[THE PROBLEM]: Among the lines of the records, find all that carry the word "home" and copy them.

[INPUT DATA]:

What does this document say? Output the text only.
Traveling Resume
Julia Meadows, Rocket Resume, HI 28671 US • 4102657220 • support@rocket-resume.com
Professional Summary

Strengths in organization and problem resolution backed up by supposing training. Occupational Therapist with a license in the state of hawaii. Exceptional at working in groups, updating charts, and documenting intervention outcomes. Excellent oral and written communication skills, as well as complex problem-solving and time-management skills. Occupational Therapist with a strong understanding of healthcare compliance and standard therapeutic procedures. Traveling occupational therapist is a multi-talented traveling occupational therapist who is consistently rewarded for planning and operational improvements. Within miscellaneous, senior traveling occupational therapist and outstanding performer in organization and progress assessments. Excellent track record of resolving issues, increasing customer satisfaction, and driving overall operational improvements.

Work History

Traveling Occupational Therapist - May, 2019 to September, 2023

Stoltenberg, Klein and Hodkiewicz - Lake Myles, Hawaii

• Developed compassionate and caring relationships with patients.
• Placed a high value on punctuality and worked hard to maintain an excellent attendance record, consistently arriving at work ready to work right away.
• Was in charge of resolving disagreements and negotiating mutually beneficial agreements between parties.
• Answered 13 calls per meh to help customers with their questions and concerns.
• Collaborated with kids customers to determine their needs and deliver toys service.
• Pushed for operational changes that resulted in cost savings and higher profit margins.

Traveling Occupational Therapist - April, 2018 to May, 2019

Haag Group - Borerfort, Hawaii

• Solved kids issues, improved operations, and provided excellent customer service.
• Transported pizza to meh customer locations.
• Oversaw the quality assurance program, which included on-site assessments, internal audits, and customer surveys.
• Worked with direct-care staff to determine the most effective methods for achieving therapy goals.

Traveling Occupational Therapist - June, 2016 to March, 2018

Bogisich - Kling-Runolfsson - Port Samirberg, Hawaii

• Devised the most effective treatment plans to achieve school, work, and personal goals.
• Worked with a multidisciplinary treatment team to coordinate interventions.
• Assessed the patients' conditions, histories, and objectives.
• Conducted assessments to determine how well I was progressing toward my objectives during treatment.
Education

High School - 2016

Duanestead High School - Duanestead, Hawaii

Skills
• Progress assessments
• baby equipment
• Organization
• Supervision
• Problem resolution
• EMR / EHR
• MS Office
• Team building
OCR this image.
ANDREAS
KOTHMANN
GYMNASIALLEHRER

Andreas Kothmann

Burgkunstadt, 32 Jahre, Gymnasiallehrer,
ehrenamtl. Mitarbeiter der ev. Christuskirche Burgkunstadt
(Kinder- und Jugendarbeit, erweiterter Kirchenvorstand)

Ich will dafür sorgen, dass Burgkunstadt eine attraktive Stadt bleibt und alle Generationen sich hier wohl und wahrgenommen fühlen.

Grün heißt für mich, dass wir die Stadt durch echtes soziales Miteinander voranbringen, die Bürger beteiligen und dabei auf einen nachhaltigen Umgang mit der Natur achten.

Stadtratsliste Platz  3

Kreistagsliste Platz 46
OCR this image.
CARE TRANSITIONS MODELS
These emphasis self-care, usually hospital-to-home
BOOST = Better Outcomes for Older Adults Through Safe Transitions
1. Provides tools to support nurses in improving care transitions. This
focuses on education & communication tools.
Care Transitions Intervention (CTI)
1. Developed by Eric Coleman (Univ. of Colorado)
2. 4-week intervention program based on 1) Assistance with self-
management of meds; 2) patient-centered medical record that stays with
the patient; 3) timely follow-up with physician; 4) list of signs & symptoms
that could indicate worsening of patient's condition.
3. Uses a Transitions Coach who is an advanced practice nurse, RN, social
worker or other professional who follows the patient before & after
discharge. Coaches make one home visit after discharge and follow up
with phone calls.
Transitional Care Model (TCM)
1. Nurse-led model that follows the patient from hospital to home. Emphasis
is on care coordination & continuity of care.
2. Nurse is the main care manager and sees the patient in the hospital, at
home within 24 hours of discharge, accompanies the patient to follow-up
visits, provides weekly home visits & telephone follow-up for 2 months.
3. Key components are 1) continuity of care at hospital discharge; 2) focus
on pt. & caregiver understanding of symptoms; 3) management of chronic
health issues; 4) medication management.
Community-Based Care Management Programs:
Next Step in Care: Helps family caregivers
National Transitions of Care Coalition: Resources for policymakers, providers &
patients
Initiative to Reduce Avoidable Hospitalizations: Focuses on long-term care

[ANSWER BOX]:
These emphasis self-care, usually hospital-to-home
discharge. Coaches make one home visit after discharge and follow up
1. Nurse-led model that follows the patient from hospital to home. Emphasis
home within 24 hours of discharge, accompanies the patient to follow-up
visits, provides weekly home visits & telephone follow-up for 2 months.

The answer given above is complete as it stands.